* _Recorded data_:
****
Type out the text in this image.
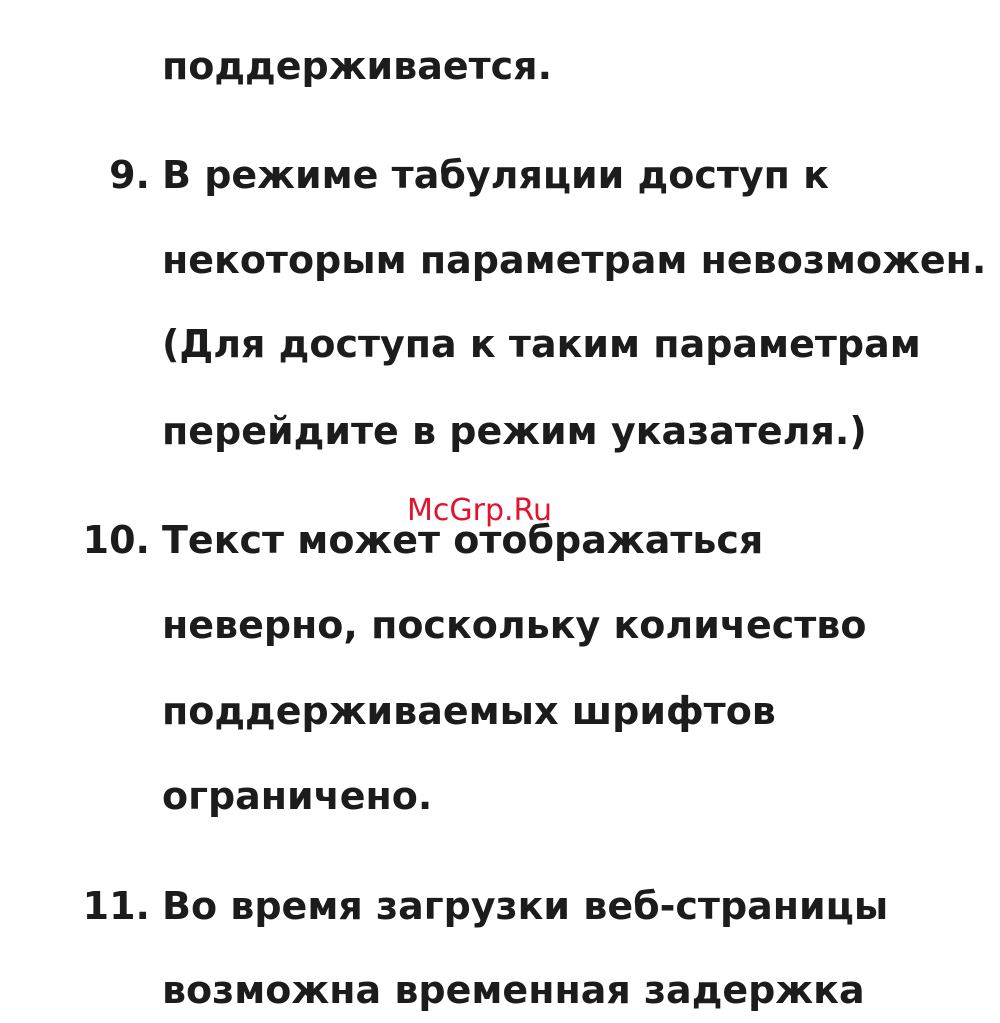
поддерживается.
9. В режиме табуляции доступ к
некоторым параметрам невозможен.
(Для доступа к таким параметрам
перейдите в режим указателя.)
10. Текст может отображаться
неверно, поскольку количество
поддерживаемых шрифтов
ограничено.
11. Во время загрузки веб-страницы
возможна временная задержка
McGrp.Ru
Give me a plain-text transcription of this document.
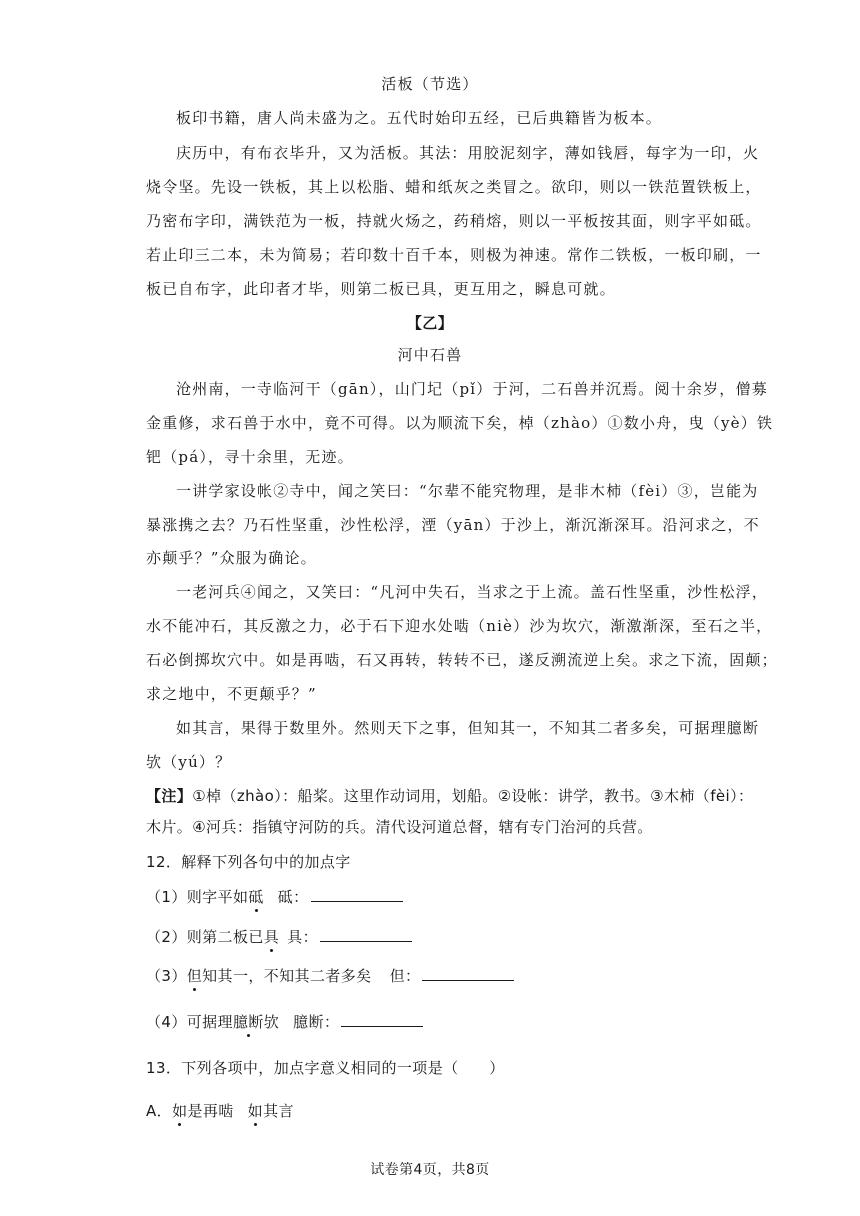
活板（节选）
板印书籍，唐人尚未盛为之。五代时始印五经，已后典籍皆为板本。
庆历中，有布衣毕升，又为活板。其法：用胶泥刻字，薄如钱唇，每字为一印，火
烧令坚。先设一铁板，其上以松脂、蜡和纸灰之类冒之。欲印，则以一铁范置铁板上，
乃密布字印，满铁范为一板，持就火炀之，药稍熔，则以一平板按其面，则字平如砥。
若止印三二本，未为简易；若印数十百千本，则极为神速。常作二铁板，一板印刷，一
板已自布字，此印者才毕，则第二板已具，更互用之，瞬息可就。
【乙】
河中石兽
沧州南，一寺临河干（gān），山门圮（pǐ）于河，二石兽并沉焉。阅十余岁，僧募
金重修，求石兽于水中，竟不可得。以为顺流下矣，棹（zhào）①数小舟，曳（yè）铁
钯（pá），寻十余里，无迹。
一讲学家设帐②寺中，闻之笑曰：“尔辈不能究物理，是非木柿（fèi）③，岂能为
暴涨携之去？乃石性坚重，沙性松浮，湮（yān）于沙上，渐沉渐深耳。沿河求之，不
亦颠乎？”众服为确论。
一老河兵④闻之，又笑曰：“凡河中失石，当求之于上流。盖石性坚重，沙性松浮，
水不能冲石，其反激之力，必于石下迎水处啮（niè）沙为坎穴，渐激渐深，至石之半，
石必倒掷坎穴中。如是再啮，石又再转，转转不已，遂反溯流逆上矣。求之下流，固颠；
求之地中，不更颠乎？”
如其言，果得于数里外。然则天下之事，但知其一，不知其二者多矣，可据理臆断
欤（yú）？
【注】①棹（zhào）：船桨。这里作动词用，划船。②设帐：讲学，教书。③木柿（fèi）：
木片。④河兵：指镇守河防的兵。清代设河道总督，辖有专门治河的兵营。
12．解释下列各句中的加点字
（1）则字平如砥 砥：
（2）则第二板已具 具：
（3）但知其一，不知其二者多矣 但：
（4）可据理臆断欤 臆断：
13．下列各项中，加点字意义相同的一项是（　　）
A．如是再啮 如其言
试卷第4页，共8页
****
* _Aim of the task_:
Quote each line of the listing exactly, but leave the pictures out.

* _Answer for the task_:
Type out the text in this image.
поддерживается.
9. В режиме табуляции доступ к
некоторым параметрам невозможен.
(Для доступа к таким параметрам
перейдите в режим указателя.)
10. Текст может отображаться
неверно, поскольку количество
поддерживаемых шрифтов
ограничено.
11. Во время загрузки веб-страницы
возможна временная задержка
McGrp.Ru
Give me a plain-text transcription of this document.
活板（节选）
板印书籍，唐人尚未盛为之。五代时始印五经，已后典籍皆为板本。
庆历中，有布衣毕升，又为活板。其法：用胶泥刻字，薄如钱唇，每字为一印，火
烧令坚。先设一铁板，其上以松脂、蜡和纸灰之类冒之。欲印，则以一铁范置铁板上，
乃密布字印，满铁范为一板，持就火炀之，药稍熔，则以一平板按其面，则字平如砥。
若止印三二本，未为简易；若印数十百千本，则极为神速。常作二铁板，一板印刷，一
板已自布字，此印者才毕，则第二板已具，更互用之，瞬息可就。
【乙】
河中石兽
沧州南，一寺临河干（gān），山门圮（pǐ）于河，二石兽并沉焉。阅十余岁，僧募
金重修，求石兽于水中，竟不可得。以为顺流下矣，棹（zhào）①数小舟，曳（yè）铁
钯（pá），寻十余里，无迹。
一讲学家设帐②寺中，闻之笑曰：“尔辈不能究物理，是非木柿（fèi）③，岂能为
暴涨携之去？乃石性坚重，沙性松浮，湮（yān）于沙上，渐沉渐深耳。沿河求之，不
亦颠乎？”众服为确论。
一老河兵④闻之，又笑曰：“凡河中失石，当求之于上流。盖石性坚重，沙性松浮，
水不能冲石，其反激之力，必于石下迎水处啮（niè）沙为坎穴，渐激渐深，至石之半，
石必倒掷坎穴中。如是再啮，石又再转，转转不已，遂反溯流逆上矣。求之下流，固颠；
求之地中，不更颠乎？”
如其言，果得于数里外。然则天下之事，但知其一，不知其二者多矣，可据理臆断
欤（yú）？
【注】①棹（zhào）：船桨。这里作动词用，划船。②设帐：讲学，教书。③木柿（fèi）：
木片。④河兵：指镇守河防的兵。清代设河道总督，辖有专门治河的兵营。
12．解释下列各句中的加点字
（1）则字平如砥 砥：
（2）则第二板已具 具：
（3）但知其一，不知其二者多矣 但：
（4）可据理臆断欤 臆断：
13．下列各项中，加点字意义相同的一项是（　　）
A．如是再啮 如其言
试卷第4页，共8页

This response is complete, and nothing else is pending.